**DIRECTIONS:** Pick out every line below that contains the string "work" and copy those lines. Case counts.

Layout element entries:
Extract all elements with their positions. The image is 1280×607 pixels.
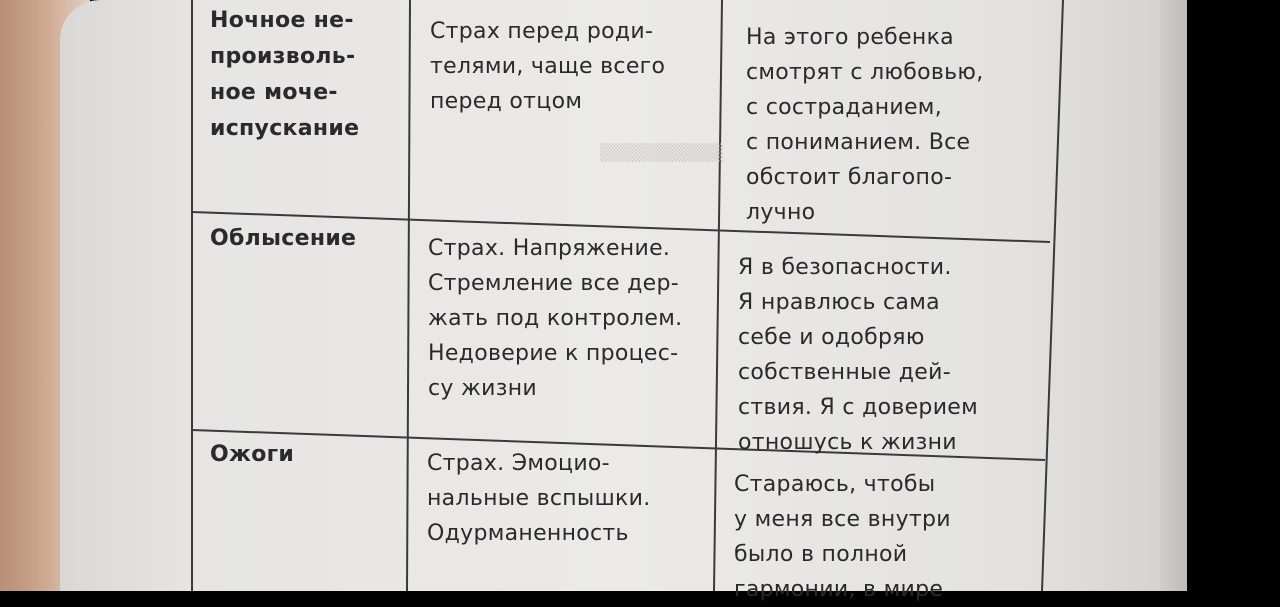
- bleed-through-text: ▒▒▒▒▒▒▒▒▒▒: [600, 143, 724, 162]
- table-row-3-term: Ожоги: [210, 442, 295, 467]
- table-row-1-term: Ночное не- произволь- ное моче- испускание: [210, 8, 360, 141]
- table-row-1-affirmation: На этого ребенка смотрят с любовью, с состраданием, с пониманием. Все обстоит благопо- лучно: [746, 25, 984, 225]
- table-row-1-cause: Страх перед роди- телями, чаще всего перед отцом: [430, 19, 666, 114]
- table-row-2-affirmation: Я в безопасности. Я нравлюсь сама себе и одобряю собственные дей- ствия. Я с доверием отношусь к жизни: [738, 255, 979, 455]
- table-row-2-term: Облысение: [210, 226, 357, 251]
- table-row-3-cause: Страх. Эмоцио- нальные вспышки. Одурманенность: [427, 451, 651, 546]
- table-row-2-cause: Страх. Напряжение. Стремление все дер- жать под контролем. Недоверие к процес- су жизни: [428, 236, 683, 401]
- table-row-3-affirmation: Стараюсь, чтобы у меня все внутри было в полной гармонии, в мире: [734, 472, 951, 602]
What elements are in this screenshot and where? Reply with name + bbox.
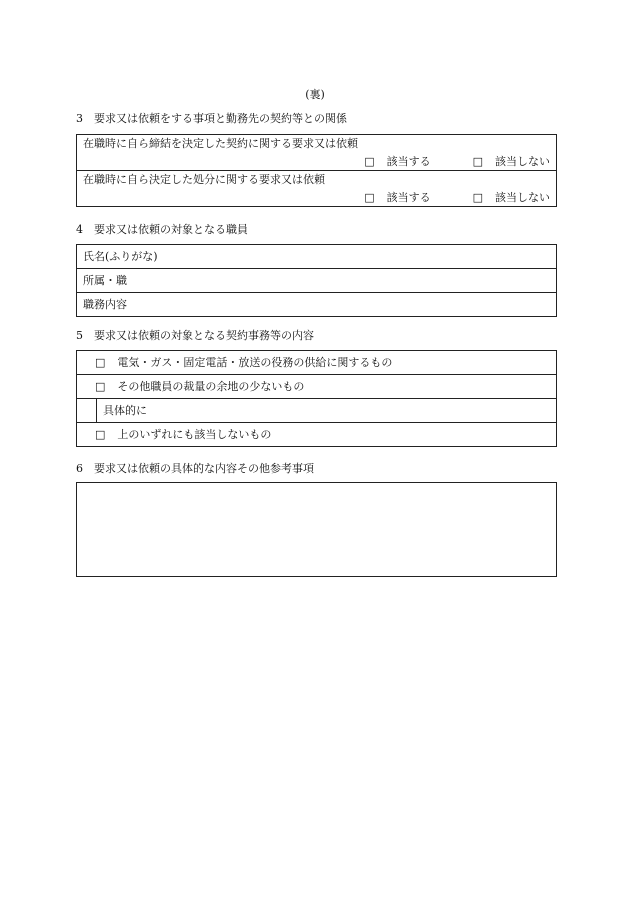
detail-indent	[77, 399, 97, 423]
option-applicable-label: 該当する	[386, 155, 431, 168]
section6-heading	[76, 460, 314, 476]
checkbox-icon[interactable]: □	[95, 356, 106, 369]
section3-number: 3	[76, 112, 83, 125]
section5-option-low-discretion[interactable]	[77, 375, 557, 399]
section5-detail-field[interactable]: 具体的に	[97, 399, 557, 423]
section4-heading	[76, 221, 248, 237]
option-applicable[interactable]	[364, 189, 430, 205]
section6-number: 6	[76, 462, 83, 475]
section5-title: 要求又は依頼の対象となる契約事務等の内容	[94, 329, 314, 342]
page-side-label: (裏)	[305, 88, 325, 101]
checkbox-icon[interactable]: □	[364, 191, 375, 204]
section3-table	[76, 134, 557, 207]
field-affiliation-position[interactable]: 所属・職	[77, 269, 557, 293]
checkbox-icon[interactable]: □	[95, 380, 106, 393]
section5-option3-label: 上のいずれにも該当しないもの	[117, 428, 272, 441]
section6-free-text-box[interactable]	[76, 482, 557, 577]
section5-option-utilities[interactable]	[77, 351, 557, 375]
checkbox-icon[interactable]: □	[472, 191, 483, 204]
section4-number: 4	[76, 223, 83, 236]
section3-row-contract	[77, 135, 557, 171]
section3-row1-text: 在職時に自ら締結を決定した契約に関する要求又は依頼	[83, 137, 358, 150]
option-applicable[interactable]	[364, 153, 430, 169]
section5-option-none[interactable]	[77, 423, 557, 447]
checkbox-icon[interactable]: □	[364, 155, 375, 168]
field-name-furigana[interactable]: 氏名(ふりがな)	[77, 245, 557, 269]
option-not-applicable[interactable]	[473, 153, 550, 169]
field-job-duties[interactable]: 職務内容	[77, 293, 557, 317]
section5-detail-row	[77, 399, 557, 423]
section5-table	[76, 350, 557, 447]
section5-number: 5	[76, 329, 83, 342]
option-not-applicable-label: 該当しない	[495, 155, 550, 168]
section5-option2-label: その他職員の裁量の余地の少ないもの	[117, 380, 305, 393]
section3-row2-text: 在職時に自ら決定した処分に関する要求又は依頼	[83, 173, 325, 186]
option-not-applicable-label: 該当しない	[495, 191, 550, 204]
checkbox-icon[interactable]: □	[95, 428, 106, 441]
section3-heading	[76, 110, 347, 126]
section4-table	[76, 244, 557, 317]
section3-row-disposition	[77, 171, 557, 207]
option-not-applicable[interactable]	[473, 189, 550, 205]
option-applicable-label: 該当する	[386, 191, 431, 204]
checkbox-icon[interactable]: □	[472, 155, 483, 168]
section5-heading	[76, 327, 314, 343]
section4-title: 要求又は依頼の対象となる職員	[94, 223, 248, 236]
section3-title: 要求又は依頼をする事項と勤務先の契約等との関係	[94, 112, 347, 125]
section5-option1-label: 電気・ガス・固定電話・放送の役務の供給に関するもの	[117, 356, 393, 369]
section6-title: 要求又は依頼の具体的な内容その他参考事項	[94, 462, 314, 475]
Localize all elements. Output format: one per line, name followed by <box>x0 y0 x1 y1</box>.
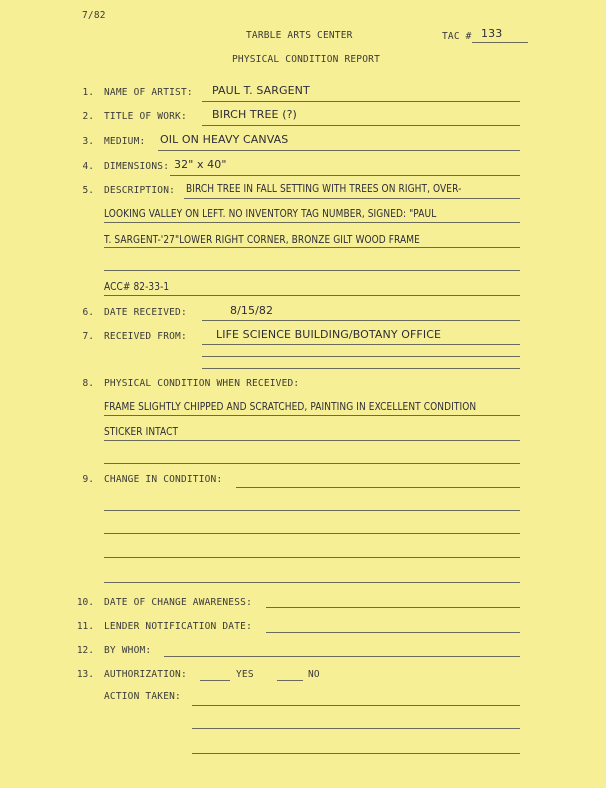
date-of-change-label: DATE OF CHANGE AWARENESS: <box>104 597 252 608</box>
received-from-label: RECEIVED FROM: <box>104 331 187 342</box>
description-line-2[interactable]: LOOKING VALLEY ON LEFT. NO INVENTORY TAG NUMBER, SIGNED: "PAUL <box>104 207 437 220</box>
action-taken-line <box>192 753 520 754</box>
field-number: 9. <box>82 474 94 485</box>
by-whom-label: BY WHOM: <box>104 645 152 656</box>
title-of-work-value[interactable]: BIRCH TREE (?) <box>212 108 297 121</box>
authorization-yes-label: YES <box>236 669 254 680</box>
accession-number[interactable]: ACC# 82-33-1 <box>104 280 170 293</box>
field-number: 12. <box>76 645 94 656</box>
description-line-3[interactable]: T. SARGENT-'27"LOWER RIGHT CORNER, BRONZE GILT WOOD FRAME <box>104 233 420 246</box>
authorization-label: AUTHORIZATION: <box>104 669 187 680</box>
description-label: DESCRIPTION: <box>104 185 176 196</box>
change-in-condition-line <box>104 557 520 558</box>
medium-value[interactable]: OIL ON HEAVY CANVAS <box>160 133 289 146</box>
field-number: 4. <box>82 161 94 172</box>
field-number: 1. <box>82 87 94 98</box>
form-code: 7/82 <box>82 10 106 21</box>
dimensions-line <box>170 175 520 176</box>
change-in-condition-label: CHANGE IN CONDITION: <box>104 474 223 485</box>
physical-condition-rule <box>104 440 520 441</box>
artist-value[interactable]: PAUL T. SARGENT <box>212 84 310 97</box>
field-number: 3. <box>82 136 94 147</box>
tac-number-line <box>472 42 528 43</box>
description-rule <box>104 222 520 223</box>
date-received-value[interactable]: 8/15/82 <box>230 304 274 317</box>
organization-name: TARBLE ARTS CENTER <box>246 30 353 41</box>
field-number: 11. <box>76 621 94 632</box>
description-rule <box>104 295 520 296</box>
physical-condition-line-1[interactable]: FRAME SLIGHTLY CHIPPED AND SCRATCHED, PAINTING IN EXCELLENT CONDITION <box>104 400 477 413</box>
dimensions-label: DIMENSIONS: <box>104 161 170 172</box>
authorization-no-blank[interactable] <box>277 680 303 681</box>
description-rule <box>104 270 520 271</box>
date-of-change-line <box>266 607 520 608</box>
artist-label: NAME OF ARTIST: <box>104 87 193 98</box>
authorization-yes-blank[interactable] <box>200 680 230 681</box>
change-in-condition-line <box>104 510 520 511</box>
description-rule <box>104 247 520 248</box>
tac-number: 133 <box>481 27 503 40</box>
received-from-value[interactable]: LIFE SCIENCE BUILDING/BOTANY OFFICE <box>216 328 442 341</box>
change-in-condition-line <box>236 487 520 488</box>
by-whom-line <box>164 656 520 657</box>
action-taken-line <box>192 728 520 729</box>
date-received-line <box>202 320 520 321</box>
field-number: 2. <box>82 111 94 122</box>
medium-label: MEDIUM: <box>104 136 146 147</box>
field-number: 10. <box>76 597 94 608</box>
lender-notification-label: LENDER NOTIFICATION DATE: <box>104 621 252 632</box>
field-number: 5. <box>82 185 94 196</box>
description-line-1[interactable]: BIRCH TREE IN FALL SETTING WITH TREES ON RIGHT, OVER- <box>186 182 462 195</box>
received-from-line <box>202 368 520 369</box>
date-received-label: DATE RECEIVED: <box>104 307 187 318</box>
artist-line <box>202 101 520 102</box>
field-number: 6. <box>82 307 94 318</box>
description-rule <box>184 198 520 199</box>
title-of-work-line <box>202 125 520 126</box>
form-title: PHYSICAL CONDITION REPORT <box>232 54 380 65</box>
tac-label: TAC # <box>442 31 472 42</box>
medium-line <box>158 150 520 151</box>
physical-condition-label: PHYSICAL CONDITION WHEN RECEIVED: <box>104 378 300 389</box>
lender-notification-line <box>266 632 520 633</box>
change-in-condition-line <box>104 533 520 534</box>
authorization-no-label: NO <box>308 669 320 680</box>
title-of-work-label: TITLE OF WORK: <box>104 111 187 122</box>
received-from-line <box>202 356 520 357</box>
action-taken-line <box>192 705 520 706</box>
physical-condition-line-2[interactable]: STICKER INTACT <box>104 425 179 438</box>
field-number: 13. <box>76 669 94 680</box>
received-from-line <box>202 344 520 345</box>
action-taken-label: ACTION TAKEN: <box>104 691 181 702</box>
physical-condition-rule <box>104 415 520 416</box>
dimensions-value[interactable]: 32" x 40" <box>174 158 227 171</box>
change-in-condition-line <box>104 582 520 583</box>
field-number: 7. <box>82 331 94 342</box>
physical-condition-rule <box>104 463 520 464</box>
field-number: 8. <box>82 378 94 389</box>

**EXPECTED ANSWER:**
title-of-work-value[interactable]: BIRCH TREE (?) <box>212 108 297 121</box>
title-of-work-line <box>202 125 520 126</box>
title-of-work-label: TITLE OF WORK: <box>104 111 187 122</box>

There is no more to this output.